=== AVAILABLE DATA ===
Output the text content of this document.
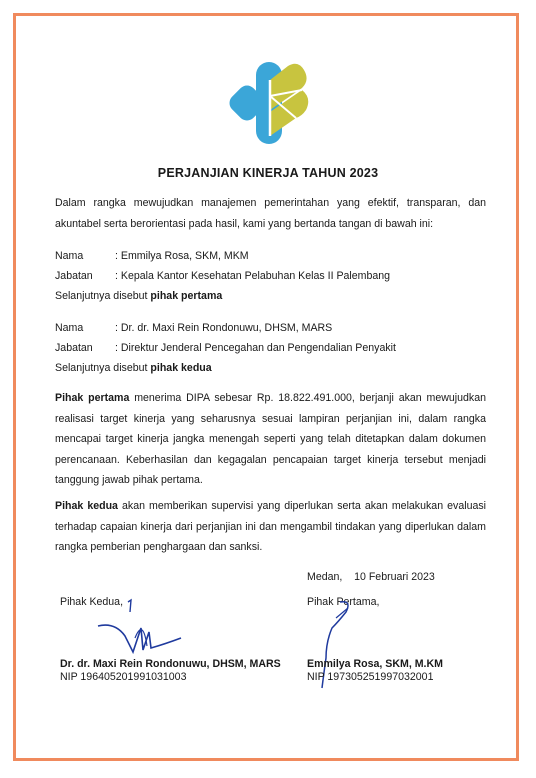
PERJANJIAN KINERJA TAHUN 2023
Dalam rangka mewujudkan manajemen pemerintahan yang efektif, transparan, dan akuntabel serta berorientasi pada hasil, kami yang bertanda tangan di bawah ini:
Nama	: Emmilya Rosa, SKM, MKM
Jabatan : Kepala Kantor Kesehatan Pelabuhan Kelas II Palembang
Selanjutnya disebut pihak pertama
Nama	: Dr. dr. Maxi Rein Rondonuwu, DHSM, MARS
Jabatan : Direktur Jenderal Pencegahan dan Pengendalian Penyakit
Selanjutnya disebut pihak kedua
Pihak pertama menerima DIPA sebesar Rp. 18.822.491.000, berjanji akan mewujudkan realisasi target kinerja yang seharusnya sesuai lampiran perjanjian ini, dalam rangka mencapai target kinerja jangka menengah seperti yang telah ditetapkan dalam dokumen perencanaan. Keberhasilan dan kegagalan pencapaian target kinerja tersebut menjadi tanggung jawab pihak pertama.
Pihak kedua akan memberikan supervisi yang diperlukan serta akan melakukan evaluasi terhadap capaian kinerja dari perjanjian ini dan mengambil tindakan yang diperlukan dalam rangka pemberian penghargaan dan sanksi.
Medan,    10 Februari 2023
Pihak Kedua,	Pihak Pertama,
Dr. dr. Maxi Rein Rondonuwu, DHSM, MARS
NIP 196405201991031003
Emmilya Rosa, SKM, M.KM
NIP 197305251997032001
===
■ PROMPT
Whichever lines contain the string "Maxi", select and copy them.

■ EXPECTED OUTPUT
Nama	: Dr. dr. Maxi Rein Rondonuwu, DHSM, MARS
Dr. dr. Maxi Rein Rondonuwu, DHSM, MARS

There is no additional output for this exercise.